▸ **Set task**
Identify and reproduce every line holding the string "Franca".

▸ **Dataset records**
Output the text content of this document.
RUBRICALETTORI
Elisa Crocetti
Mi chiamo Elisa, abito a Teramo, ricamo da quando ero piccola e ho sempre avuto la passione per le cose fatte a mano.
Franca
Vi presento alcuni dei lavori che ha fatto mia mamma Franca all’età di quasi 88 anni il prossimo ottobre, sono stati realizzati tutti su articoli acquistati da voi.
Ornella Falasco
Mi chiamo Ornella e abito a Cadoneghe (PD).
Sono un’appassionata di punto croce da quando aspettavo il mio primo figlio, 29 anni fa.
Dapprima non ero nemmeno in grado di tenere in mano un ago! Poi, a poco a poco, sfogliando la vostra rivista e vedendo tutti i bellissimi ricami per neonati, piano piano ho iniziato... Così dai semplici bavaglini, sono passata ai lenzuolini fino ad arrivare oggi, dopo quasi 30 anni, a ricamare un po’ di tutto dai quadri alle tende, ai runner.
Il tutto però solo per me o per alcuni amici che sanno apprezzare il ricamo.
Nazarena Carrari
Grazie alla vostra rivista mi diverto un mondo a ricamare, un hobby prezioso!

▸ **Exercise answer**
Franca
Vi presento alcuni dei lavori che ha fatto mia mamma Franca all’età di quasi 88 anni il prossimo ottobre, sono stati realizzati tutti su articoli acquistati da voi.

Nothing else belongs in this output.